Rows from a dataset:
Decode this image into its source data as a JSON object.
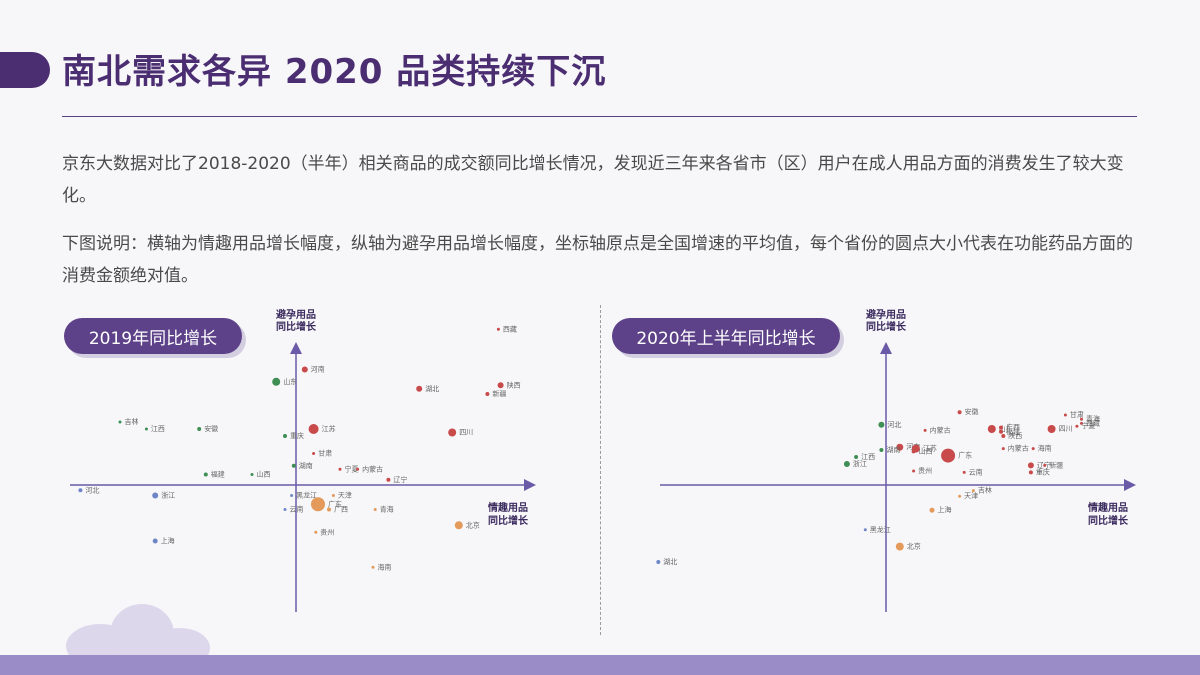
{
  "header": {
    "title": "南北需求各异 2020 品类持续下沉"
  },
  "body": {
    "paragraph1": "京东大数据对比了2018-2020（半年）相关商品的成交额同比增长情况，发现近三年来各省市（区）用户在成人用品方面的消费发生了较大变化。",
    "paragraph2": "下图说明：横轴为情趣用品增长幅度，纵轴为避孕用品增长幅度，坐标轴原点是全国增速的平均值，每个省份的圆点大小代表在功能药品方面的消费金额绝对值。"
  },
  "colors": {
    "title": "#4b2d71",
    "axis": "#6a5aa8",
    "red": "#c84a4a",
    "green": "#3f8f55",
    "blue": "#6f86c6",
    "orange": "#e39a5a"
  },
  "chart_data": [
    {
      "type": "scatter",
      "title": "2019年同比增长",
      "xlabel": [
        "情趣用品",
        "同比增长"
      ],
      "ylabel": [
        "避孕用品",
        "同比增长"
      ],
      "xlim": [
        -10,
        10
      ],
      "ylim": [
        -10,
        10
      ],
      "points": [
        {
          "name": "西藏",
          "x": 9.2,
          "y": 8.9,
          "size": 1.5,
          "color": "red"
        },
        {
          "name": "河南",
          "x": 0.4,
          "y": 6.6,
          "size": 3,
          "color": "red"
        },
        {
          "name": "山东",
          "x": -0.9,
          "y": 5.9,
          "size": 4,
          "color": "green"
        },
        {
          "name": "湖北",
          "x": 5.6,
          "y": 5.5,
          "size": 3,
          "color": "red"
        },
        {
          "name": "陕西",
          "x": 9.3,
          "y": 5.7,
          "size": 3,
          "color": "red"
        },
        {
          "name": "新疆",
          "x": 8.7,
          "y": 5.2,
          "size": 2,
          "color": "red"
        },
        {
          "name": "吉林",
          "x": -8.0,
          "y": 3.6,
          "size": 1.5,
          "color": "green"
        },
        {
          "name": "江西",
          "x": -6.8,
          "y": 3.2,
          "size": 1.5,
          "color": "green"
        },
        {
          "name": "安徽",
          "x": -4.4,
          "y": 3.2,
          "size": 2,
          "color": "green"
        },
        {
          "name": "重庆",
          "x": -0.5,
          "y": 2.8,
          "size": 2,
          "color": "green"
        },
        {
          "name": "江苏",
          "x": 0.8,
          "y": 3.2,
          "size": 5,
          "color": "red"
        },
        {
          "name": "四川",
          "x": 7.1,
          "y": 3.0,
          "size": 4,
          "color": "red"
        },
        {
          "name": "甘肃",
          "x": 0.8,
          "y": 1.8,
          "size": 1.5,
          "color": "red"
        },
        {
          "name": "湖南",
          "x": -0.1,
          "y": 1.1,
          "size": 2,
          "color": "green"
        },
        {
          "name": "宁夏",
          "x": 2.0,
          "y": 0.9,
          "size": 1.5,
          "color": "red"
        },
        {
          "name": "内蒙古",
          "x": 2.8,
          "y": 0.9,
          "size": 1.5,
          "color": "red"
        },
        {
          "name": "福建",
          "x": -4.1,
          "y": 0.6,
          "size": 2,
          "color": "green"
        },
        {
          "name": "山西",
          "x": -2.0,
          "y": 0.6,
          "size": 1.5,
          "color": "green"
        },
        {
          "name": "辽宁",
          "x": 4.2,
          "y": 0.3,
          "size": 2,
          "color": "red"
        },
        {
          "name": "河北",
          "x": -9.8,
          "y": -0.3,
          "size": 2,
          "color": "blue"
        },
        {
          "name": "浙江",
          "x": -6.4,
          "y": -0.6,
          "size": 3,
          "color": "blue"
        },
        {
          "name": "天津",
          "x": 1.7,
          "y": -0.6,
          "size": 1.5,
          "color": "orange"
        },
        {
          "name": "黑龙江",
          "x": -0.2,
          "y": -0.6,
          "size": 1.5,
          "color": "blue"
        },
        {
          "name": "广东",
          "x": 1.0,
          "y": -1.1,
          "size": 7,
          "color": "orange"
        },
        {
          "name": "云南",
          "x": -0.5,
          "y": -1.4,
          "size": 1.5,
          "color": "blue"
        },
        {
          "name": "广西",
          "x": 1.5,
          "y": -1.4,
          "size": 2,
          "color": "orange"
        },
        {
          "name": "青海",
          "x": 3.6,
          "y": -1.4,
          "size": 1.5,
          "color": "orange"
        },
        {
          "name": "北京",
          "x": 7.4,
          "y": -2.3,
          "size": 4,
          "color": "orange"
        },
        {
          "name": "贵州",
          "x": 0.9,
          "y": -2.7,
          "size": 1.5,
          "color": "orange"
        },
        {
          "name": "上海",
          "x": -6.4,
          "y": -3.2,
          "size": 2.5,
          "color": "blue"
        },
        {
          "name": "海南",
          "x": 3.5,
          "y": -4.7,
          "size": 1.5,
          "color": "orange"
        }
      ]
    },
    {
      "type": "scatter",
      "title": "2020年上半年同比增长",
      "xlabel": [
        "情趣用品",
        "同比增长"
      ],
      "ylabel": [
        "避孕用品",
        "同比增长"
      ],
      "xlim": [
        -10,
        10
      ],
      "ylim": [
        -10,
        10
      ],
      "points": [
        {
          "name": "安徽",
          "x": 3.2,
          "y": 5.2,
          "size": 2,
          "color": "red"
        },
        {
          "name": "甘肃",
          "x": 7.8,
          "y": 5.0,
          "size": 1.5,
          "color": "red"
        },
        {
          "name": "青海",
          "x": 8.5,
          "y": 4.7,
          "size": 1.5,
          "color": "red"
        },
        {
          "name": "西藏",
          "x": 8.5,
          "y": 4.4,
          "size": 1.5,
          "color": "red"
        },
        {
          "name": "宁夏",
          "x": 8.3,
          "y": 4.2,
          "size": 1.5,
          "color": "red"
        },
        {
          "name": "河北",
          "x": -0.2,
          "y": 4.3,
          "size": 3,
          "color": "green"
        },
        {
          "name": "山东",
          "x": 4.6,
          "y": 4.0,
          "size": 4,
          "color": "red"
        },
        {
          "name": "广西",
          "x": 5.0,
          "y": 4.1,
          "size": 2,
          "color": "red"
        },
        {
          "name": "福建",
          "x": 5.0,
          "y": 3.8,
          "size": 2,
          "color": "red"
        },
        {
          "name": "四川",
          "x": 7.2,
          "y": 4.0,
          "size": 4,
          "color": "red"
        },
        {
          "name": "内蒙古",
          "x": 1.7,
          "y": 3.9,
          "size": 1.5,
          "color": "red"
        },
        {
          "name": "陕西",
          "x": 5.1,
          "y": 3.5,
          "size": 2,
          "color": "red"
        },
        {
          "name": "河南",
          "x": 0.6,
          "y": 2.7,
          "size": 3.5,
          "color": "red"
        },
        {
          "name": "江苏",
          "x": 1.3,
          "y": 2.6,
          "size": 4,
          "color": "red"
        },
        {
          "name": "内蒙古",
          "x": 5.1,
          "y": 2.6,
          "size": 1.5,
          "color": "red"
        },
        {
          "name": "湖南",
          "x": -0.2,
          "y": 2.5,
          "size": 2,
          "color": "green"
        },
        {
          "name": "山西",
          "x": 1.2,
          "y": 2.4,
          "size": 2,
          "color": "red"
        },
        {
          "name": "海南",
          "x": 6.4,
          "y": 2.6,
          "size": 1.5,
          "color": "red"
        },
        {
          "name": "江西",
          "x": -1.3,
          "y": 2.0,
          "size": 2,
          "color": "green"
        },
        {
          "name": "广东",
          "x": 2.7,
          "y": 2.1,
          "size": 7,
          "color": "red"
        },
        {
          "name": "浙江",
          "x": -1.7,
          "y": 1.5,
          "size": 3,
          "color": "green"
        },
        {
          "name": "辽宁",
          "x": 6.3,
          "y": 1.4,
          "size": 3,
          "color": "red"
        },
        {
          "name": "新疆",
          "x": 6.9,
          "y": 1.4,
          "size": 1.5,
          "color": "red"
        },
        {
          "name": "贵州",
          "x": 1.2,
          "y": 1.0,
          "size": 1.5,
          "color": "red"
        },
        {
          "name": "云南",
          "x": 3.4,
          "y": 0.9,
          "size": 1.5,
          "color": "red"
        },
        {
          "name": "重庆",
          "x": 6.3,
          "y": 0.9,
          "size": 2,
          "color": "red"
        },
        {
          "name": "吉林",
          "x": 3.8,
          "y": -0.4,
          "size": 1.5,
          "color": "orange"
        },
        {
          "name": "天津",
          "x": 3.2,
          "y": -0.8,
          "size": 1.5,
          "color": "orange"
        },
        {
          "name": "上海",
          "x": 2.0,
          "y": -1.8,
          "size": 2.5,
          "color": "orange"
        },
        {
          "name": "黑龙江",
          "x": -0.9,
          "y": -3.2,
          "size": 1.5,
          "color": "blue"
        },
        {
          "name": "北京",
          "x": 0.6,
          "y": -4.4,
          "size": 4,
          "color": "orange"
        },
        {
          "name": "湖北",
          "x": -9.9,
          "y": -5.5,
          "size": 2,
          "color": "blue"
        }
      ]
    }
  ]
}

Task to carry out:
Collect every line above that contains the word "title".

Correct answer:
    "title": "南北需求各异 2020 品类持续下沉"
    "title": "#4b2d71",
      "title": "2019年同比增长",
      "title": "2020年上半年同比增长",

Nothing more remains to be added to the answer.